-- Tasks for this exercise --
1. Duplicate the part of the passage on facial expressions of emotion starting at "The model is" and ending at "at Ohio State.".
2. Answer these questions from the passage on facial expressions of emotion.
(a) How many categories of emotions did people express with consistent facial muscle movements?
(b) At which university is Aleix Martinez an associate professor?
(c) Which two psychological conditions might the model help diagnose and treat?

-- Source document --
== == ==

The model is able to map human emotion with greater accuracy than ever before, and perhaps even aid in the diagnosis and treatment of psychological conditions such as autism and post-traumatic stress disorder (PTSD).
“We’ve gone beyond facial expressions for simple emotions like ‘happy’ or ‘sad.’ We found a strong consistency in how people move their facial muscles to express 21 categories of emotions,” said Aleix Martinez, Ph.D., a cognitive scientist and associate professor of electrical and computer engineering at Ohio State.
“That is simply stunning. That tells us that these 21 emotions are expressed in the same way by nearly everyone, at least in our culture.”
For centuries, scholars have attempted to figure out how and why our faces give away our feelings — from happy to sad, and the variety of emotions in between and beyond. Today, the research has been taken up by cognitive scientists who want to link facial expressions to emotions in order to track the genes, chemicals, and neural pathways that manage emotion in the brain.

== == ==

-- Extracted data --
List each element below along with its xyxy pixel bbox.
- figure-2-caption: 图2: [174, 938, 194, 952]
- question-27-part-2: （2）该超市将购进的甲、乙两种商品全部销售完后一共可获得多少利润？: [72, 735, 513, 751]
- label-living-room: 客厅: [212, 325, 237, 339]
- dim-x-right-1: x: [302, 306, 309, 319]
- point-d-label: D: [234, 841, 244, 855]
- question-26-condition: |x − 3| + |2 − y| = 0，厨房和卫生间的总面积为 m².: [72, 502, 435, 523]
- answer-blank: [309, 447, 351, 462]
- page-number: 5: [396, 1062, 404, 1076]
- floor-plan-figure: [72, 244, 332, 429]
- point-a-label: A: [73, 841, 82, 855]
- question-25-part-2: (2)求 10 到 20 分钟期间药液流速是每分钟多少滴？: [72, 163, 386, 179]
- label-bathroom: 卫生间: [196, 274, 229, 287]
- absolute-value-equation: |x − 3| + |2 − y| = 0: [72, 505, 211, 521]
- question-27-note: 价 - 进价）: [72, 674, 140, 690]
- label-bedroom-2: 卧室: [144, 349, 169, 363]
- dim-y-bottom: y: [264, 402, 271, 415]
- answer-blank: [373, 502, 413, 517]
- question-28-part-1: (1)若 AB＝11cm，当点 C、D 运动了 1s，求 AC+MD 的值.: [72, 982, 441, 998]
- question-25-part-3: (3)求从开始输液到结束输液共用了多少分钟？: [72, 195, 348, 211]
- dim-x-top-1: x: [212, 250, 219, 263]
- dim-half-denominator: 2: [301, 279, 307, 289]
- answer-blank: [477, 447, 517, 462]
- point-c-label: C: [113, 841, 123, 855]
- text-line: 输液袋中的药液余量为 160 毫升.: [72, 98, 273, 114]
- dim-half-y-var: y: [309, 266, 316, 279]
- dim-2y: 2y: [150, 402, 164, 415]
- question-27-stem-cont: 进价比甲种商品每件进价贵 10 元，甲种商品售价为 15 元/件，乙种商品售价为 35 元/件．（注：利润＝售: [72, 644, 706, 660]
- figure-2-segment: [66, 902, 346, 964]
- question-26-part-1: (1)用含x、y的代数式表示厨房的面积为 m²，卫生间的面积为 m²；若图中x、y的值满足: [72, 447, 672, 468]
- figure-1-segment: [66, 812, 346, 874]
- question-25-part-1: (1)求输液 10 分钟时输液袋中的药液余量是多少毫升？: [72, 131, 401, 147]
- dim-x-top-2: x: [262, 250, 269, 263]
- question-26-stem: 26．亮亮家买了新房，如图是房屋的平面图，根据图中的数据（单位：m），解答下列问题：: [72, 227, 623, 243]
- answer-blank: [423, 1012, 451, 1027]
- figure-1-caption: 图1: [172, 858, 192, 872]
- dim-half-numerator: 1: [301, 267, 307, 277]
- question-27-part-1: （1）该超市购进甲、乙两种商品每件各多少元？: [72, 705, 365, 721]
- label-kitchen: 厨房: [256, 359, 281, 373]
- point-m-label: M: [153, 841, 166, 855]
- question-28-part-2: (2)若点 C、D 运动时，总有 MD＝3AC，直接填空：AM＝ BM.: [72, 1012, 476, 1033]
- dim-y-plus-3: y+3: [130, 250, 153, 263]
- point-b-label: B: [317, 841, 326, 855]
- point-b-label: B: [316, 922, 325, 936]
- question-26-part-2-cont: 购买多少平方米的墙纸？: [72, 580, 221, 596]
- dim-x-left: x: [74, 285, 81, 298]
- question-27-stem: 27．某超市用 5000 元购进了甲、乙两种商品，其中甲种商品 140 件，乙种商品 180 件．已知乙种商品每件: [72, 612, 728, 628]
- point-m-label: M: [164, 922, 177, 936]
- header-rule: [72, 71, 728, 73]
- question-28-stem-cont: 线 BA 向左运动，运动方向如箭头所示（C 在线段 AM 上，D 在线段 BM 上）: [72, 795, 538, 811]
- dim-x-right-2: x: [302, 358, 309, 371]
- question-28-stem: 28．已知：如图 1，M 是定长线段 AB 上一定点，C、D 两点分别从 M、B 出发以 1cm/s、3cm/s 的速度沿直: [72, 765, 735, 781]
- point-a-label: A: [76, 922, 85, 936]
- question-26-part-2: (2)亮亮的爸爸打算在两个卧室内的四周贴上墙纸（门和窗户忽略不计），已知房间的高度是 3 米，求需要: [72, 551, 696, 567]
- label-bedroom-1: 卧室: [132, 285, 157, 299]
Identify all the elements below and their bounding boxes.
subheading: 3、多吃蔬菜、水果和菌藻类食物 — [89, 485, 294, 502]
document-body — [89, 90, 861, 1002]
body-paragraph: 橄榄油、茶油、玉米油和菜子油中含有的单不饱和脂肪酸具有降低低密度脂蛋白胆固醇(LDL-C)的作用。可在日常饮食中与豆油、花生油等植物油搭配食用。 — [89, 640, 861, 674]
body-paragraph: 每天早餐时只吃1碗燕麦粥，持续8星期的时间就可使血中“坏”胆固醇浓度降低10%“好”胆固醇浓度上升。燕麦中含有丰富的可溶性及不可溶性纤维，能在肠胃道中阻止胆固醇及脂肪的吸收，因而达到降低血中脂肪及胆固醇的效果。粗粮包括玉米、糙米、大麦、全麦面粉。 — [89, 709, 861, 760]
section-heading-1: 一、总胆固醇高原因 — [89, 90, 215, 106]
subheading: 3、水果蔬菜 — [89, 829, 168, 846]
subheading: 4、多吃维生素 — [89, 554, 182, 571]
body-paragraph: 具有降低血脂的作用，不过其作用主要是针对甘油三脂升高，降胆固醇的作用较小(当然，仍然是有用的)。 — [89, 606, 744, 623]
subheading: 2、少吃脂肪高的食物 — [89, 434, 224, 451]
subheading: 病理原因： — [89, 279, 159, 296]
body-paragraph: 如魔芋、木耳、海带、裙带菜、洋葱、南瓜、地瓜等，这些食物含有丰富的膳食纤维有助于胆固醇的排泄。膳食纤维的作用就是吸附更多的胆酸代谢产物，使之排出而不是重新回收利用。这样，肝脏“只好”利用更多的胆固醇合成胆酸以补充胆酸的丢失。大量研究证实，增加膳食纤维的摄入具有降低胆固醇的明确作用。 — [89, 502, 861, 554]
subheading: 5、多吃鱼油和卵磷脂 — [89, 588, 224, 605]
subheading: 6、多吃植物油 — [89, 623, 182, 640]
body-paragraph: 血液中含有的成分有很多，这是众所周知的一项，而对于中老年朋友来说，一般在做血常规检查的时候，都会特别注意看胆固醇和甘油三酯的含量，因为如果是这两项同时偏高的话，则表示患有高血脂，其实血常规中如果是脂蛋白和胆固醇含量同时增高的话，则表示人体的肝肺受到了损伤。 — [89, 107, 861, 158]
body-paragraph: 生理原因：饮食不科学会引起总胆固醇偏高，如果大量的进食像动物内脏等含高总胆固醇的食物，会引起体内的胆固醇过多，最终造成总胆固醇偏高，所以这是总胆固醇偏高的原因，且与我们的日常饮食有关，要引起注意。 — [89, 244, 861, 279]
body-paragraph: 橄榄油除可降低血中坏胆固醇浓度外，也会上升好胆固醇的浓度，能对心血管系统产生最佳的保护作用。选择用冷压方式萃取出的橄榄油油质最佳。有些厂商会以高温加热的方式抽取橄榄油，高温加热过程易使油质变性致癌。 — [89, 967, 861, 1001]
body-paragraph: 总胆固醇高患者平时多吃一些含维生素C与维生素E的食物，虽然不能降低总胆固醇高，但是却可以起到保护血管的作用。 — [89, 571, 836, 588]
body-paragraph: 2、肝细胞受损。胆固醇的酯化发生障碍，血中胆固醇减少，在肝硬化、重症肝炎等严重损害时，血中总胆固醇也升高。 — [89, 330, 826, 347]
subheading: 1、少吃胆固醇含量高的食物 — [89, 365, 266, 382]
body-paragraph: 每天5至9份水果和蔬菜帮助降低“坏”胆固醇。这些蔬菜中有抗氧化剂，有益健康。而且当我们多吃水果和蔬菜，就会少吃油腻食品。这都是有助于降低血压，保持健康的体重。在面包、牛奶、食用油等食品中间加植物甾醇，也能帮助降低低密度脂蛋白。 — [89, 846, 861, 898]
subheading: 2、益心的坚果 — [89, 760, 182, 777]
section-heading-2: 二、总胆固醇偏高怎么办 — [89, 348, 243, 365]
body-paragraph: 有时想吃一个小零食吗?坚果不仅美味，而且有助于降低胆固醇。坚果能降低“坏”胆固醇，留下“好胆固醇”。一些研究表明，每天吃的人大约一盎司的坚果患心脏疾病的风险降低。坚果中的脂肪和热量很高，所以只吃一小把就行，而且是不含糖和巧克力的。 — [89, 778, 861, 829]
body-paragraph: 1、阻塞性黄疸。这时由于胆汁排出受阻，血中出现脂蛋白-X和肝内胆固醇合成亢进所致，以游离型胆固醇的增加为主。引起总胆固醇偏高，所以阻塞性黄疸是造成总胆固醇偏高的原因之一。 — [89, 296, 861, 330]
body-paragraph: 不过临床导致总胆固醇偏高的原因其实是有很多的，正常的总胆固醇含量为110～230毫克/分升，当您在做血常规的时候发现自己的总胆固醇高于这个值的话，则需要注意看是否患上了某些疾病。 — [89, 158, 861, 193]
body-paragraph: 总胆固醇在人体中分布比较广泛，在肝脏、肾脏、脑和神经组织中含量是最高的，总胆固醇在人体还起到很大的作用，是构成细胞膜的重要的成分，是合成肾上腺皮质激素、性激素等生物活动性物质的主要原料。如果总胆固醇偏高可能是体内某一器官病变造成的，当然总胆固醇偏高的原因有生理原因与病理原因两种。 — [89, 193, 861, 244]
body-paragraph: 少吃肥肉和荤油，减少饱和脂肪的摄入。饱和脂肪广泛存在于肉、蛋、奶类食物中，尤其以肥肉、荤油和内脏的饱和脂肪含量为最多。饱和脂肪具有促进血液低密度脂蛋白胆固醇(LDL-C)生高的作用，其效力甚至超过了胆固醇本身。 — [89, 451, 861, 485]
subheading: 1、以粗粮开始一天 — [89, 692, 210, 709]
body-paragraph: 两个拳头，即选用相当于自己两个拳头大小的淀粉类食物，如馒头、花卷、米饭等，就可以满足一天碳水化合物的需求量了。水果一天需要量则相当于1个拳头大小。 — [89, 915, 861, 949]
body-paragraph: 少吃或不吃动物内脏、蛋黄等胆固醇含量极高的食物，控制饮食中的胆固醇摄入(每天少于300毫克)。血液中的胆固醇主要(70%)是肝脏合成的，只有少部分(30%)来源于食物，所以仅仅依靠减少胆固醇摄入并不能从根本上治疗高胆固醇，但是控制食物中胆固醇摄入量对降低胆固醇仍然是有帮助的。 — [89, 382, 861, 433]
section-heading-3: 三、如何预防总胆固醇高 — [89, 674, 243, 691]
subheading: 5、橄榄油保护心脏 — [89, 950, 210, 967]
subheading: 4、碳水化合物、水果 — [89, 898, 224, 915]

== == ==

-- Solution list --
1.
The model is able to map human emotion with greater accuracy than ever before, and perhaps even aid in the diagnosis and treatment of psychological conditions such as autism and post-traumatic stress disorder (PTSD).
“We’ve gone beyond facial expressions for simple emotions like ‘happy’ or ‘sad.’ We found a strong consistency in how people move their facial muscles to express 21 categories of emotions,” said Aleix Martinez, Ph.D., a cognitive scientist and associate professor of electrical and computer engineering at Ohio State.

2.
(a) 21
(b) Ohio State
(c) Autism and post-traumatic stress disorder (PTSD)